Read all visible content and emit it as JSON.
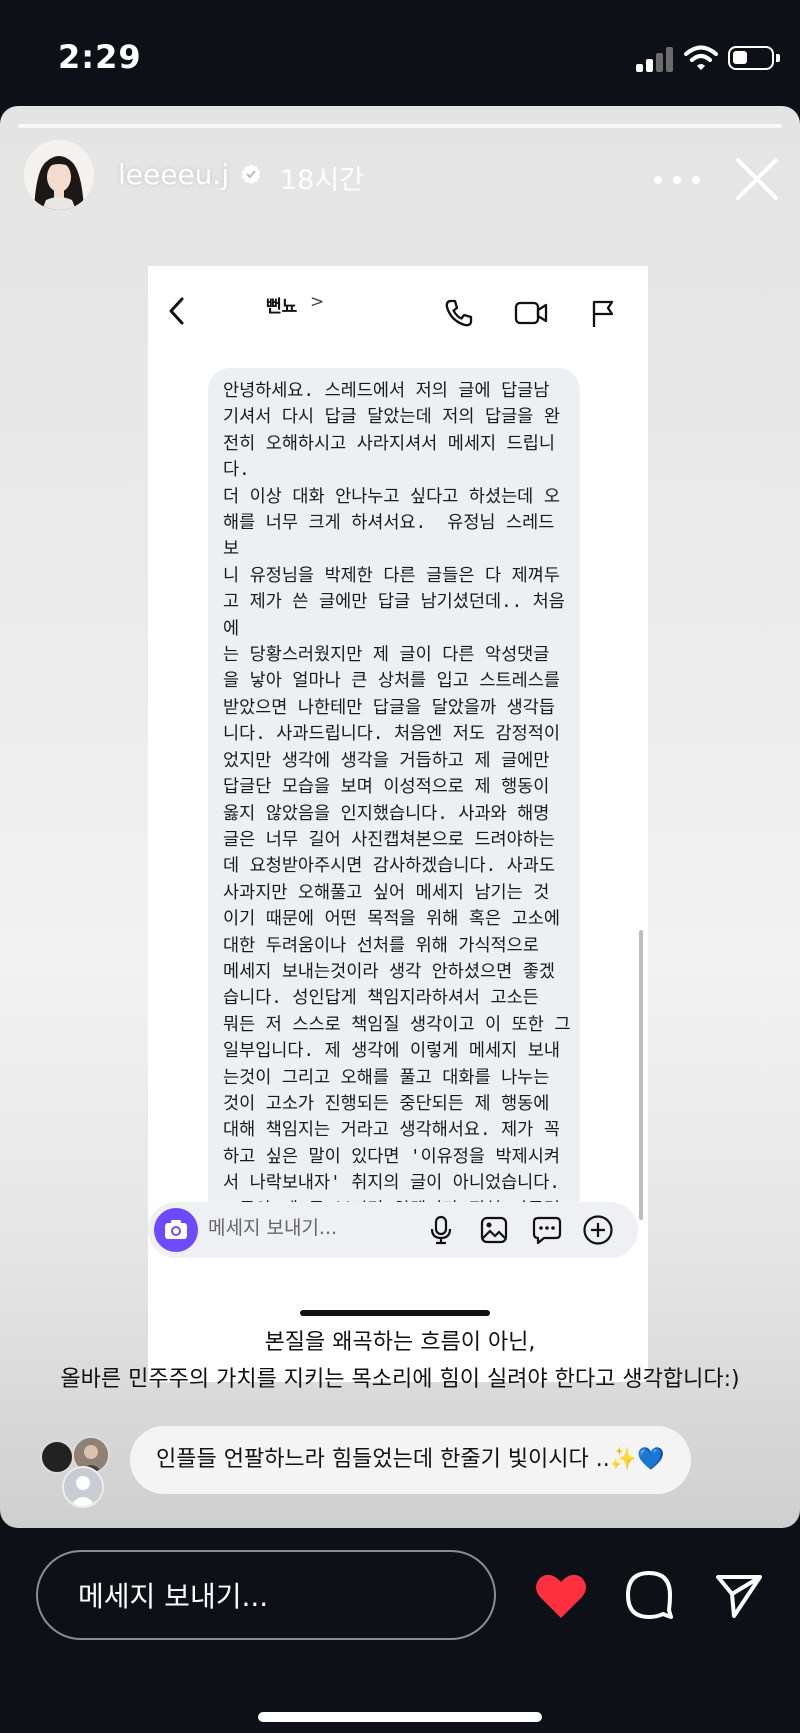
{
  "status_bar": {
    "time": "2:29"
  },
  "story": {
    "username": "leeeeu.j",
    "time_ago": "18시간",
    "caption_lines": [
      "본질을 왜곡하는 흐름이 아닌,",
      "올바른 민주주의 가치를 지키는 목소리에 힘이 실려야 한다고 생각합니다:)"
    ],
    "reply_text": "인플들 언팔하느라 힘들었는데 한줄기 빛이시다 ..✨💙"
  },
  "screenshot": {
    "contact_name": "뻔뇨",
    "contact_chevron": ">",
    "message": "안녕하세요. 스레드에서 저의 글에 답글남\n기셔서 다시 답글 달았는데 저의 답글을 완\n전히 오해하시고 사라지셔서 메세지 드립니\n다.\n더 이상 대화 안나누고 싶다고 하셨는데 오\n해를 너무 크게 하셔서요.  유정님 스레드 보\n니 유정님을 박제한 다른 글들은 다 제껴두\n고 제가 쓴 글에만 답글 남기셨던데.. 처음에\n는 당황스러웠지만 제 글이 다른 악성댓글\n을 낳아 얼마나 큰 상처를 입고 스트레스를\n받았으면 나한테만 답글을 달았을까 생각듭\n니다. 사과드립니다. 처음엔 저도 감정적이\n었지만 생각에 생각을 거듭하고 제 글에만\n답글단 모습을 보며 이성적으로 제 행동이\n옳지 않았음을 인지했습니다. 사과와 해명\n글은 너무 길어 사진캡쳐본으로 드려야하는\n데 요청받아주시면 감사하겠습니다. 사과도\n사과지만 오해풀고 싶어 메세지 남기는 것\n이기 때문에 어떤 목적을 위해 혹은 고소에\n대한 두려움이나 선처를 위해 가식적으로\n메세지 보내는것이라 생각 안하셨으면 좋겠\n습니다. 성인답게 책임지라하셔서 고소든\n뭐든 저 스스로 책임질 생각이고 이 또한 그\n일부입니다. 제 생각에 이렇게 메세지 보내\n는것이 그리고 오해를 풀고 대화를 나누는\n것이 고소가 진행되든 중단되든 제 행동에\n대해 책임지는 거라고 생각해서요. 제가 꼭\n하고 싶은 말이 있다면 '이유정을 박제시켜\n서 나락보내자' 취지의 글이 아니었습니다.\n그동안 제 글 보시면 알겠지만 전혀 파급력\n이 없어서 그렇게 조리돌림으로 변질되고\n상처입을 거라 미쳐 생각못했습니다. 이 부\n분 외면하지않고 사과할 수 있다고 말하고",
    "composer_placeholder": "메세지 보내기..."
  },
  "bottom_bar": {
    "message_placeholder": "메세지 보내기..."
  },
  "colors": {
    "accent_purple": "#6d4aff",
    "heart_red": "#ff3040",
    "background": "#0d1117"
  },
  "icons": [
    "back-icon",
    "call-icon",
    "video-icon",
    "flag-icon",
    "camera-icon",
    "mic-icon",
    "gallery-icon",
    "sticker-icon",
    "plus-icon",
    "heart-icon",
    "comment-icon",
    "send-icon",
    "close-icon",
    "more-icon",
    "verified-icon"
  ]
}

◇ ◇ ◇

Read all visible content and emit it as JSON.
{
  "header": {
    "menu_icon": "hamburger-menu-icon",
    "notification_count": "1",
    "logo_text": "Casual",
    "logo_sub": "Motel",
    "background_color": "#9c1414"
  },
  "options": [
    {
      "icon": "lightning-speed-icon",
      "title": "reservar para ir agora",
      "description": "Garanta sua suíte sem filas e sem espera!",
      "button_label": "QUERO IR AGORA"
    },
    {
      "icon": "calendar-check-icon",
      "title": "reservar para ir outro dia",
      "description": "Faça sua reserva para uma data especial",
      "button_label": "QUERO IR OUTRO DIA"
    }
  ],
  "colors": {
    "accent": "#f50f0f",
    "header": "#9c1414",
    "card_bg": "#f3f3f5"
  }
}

◇ ◇ ◇

YOUR TASK:
Look through the data and gather every line with the string "para" in it.

TASK OUTPUT:
      "title": "reservar para ir agora",
      "title": "reservar para ir outro dia",
      "description": "Faça sua reserva para uma data especial",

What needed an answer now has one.